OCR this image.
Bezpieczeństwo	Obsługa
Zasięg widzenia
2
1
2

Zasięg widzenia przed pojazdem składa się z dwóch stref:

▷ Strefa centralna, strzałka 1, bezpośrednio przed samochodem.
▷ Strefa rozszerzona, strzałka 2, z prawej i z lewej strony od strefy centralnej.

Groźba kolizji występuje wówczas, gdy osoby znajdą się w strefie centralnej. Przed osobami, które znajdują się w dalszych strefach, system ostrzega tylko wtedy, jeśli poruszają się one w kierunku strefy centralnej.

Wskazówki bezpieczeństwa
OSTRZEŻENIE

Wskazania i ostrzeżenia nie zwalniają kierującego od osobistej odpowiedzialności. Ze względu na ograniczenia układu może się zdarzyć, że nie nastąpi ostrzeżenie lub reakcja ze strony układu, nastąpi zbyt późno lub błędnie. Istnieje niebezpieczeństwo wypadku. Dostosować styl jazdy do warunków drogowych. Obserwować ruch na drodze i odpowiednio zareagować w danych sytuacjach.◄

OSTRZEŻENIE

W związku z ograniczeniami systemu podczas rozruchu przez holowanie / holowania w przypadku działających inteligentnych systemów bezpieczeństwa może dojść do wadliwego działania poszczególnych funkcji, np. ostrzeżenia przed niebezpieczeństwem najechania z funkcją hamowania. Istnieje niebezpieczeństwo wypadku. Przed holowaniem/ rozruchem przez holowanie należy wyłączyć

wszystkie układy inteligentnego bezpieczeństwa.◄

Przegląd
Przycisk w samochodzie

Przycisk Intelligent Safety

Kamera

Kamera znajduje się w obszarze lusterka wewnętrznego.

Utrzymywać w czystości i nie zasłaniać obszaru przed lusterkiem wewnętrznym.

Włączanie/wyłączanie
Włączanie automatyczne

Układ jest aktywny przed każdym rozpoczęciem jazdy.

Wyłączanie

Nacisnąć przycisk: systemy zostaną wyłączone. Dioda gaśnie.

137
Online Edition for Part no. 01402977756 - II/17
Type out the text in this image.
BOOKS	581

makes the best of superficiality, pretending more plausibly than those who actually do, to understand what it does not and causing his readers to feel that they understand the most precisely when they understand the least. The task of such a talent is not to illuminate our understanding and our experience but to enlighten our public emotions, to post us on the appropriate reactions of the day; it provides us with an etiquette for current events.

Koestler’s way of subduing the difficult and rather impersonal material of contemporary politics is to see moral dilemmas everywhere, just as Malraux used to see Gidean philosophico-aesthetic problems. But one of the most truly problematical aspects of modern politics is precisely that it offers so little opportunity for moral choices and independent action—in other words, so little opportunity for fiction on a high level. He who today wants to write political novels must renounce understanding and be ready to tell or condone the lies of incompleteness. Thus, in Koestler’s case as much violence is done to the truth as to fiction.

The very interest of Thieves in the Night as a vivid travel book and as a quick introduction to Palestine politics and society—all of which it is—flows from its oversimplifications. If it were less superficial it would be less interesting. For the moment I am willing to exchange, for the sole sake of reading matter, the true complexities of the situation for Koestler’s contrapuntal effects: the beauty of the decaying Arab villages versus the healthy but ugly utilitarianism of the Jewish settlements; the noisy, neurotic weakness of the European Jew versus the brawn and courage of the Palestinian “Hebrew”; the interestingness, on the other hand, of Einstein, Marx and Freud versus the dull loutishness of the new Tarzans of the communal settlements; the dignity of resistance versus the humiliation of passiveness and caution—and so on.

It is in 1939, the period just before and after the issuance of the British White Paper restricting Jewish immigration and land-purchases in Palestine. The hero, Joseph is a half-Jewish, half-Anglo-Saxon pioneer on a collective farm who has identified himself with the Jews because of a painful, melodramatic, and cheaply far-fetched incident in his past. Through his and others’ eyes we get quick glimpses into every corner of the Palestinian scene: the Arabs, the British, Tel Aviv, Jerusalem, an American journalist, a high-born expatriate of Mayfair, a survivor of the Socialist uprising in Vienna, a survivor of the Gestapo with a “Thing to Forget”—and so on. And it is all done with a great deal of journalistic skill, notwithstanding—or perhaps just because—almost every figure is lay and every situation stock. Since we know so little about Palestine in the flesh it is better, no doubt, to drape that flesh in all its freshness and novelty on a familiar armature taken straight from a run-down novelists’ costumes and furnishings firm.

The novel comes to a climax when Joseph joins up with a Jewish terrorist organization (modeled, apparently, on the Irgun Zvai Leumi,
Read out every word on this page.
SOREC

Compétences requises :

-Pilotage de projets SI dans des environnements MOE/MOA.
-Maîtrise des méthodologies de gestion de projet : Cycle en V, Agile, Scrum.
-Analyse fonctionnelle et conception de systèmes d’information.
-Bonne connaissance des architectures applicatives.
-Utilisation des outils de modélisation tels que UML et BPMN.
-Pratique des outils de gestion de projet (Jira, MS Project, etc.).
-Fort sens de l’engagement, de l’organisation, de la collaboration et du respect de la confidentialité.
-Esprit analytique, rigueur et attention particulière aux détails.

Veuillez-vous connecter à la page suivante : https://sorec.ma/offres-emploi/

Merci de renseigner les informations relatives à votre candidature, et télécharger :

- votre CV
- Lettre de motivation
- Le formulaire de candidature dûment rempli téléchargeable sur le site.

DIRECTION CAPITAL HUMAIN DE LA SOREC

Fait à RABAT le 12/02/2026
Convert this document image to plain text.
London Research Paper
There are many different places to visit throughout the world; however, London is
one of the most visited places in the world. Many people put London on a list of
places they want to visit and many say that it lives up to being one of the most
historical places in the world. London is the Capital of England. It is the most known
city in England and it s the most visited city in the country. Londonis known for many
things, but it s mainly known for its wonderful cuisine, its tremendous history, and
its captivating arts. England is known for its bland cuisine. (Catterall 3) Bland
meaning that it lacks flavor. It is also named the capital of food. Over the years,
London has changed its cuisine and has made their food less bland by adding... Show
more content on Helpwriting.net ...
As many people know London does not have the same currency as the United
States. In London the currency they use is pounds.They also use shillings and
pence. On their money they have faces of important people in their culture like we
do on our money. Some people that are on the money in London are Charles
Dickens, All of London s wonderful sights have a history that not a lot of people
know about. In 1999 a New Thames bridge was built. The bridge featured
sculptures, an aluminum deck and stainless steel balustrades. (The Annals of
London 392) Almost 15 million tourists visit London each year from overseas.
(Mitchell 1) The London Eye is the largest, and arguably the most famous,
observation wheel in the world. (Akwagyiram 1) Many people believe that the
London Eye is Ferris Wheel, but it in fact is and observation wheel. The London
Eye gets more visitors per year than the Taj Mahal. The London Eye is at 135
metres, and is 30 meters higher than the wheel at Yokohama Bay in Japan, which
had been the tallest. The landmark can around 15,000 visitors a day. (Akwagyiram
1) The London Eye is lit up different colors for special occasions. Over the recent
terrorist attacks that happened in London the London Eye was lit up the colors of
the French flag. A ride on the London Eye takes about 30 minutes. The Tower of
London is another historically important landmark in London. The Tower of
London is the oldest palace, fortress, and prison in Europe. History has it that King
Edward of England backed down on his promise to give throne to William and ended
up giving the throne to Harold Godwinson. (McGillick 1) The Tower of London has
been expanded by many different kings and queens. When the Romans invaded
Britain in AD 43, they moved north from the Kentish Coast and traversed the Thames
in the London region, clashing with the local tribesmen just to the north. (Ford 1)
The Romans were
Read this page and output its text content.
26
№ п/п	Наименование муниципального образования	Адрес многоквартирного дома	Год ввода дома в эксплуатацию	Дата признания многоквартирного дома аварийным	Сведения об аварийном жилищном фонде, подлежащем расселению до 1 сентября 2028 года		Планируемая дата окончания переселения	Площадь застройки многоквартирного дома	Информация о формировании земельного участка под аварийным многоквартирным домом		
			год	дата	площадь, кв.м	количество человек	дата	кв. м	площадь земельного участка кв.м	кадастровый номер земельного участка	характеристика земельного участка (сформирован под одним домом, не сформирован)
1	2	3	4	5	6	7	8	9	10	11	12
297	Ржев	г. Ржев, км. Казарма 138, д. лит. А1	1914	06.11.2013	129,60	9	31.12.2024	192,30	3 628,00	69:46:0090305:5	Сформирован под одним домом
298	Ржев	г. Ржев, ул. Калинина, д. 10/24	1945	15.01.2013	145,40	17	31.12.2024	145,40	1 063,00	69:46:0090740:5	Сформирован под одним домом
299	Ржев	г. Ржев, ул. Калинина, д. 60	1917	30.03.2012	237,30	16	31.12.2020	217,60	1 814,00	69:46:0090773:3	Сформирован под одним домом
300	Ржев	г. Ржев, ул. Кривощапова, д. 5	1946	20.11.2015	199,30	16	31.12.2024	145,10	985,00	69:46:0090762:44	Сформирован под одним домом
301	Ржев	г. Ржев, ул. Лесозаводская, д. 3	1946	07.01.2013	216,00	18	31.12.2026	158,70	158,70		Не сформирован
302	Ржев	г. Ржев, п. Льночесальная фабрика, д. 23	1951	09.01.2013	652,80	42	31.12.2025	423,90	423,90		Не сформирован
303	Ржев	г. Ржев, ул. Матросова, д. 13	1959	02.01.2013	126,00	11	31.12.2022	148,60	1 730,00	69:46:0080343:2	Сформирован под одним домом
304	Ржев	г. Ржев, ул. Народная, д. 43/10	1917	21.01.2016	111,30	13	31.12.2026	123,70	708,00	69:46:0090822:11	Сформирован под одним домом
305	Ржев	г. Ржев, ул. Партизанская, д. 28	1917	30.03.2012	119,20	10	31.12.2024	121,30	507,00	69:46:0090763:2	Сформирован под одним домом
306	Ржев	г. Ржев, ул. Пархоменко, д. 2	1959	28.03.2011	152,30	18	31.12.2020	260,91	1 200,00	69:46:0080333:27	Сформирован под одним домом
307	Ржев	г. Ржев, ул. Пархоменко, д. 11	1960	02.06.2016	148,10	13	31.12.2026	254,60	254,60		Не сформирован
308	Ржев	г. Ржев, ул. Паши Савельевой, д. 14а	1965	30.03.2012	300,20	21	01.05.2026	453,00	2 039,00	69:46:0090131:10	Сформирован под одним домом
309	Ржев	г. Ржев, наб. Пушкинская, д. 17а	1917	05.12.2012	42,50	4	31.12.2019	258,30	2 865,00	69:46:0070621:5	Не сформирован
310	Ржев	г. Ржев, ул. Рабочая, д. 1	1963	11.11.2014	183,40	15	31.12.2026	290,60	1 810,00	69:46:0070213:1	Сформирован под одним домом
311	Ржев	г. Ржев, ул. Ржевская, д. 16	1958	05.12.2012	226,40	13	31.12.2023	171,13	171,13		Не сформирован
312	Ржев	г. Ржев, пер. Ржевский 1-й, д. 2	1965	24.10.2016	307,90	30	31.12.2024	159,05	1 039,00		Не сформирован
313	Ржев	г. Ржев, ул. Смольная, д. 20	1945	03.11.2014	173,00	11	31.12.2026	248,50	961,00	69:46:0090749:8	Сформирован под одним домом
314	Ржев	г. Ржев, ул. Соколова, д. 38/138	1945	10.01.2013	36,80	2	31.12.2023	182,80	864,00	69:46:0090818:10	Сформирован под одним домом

● ● ● ● ●

### Work to be completed
Which lines contain the word "colors"? Copy each one.

### Result of this exercise
1) The London Eye is lit up different colors for special occasions. Over the recent
terrorist attacks that happened in London the London Eye was lit up the colors of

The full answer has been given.